Provide the number of lines containing the word "series", and nothing else.

### DATA EXCERPTS ###

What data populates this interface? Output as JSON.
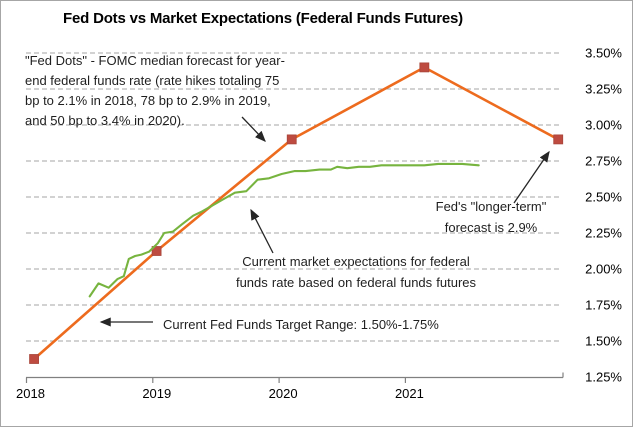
{
  "title": "Fed Dots vs Market Expectations (Federal Funds Futures)",
  "colors": {
    "fed_dots_line": "#ED6B1E",
    "fed_dots_marker": "#BE4B40",
    "market_line": "#77B43F",
    "gridline": "#A6A6A6",
    "axis": "#808080",
    "annotation_text": "#1F1F1F",
    "arrow": "#262626"
  },
  "annotations": {
    "fed_dots": {
      "lines": [
        "\"Fed Dots\" - FOMC median forecast for year-",
        "end federal funds rate (rate hikes totaling 75",
        "bp to 2.1% in 2018, 78 bp to 2.9% in 2019,",
        "and 50 bp to 3.4% in 2020)."
      ]
    },
    "longer_term": {
      "lines": [
        "Fed's \"longer-term\"",
        "forecast is 2.9%"
      ]
    },
    "market": {
      "lines": [
        "Current market expectations for federal",
        "funds rate based on federal funds futures"
      ]
    },
    "target_range": {
      "text": "Current Fed Funds Target Range: 1.50%-1.75%"
    }
  },
  "chart_data": {
    "type": "line",
    "title": "Fed Dots vs Market Expectations (Federal Funds Futures)",
    "xlim": [
      2018,
      2022.3
    ],
    "ylim": [
      1.25,
      3.5
    ],
    "grid": "horizontal-dashed",
    "legend": "none (series labeled via arrow annotations)",
    "x_ticks": [
      2018,
      2019,
      2020,
      2021
    ],
    "x_tick_labels": [
      "2018",
      "2019",
      "2020",
      "2021"
    ],
    "y_ticks": [
      1.25,
      1.5,
      1.75,
      2,
      2.25,
      2.5,
      2.75,
      3,
      3.25,
      3.5
    ],
    "y_tick_labels": [
      "1.25%",
      "1.50%",
      "1.75%",
      "2.00%",
      "2.25%",
      "2.50%",
      "2.75%",
      "3.00%",
      "3.25%",
      "3.50%"
    ],
    "series": [
      {
        "name": "Fed Dots (FOMC median year-end forecast)",
        "color": "#ED6B1E",
        "marker": "square",
        "marker_color": "#BE4B40",
        "x": [
          2018.06,
          2019.03,
          2020.1,
          2021.15,
          2022.21
        ],
        "values": [
          1.375,
          2.125,
          2.9,
          3.4,
          2.9
        ]
      },
      {
        "name": "Market expectations (federal funds futures)",
        "color": "#77B43F",
        "marker": "none",
        "x": [
          2018.5,
          2018.57,
          2018.65,
          2018.72,
          2018.77,
          2018.81,
          2018.86,
          2018.91,
          2018.97,
          2019.04,
          2019.09,
          2019.16,
          2019.23,
          2019.32,
          2019.39,
          2019.47,
          2019.57,
          2019.65,
          2019.74,
          2019.83,
          2019.92,
          2020.02,
          2020.12,
          2020.21,
          2020.32,
          2020.41,
          2020.46,
          2020.54,
          2020.63,
          2020.72,
          2020.81,
          2020.95,
          2021.06,
          2021.15,
          2021.26,
          2021.36,
          2021.45,
          2021.58
        ],
        "values": [
          1.81,
          1.9,
          1.87,
          1.93,
          1.95,
          2.07,
          2.09,
          2.1,
          2.12,
          2.18,
          2.25,
          2.26,
          2.31,
          2.37,
          2.4,
          2.44,
          2.49,
          2.53,
          2.54,
          2.62,
          2.63,
          2.66,
          2.68,
          2.68,
          2.69,
          2.69,
          2.71,
          2.7,
          2.71,
          2.71,
          2.72,
          2.72,
          2.72,
          2.72,
          2.73,
          2.73,
          2.73,
          2.72
        ]
      }
    ]
  }
}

###

THE COMPLETED TASK – 2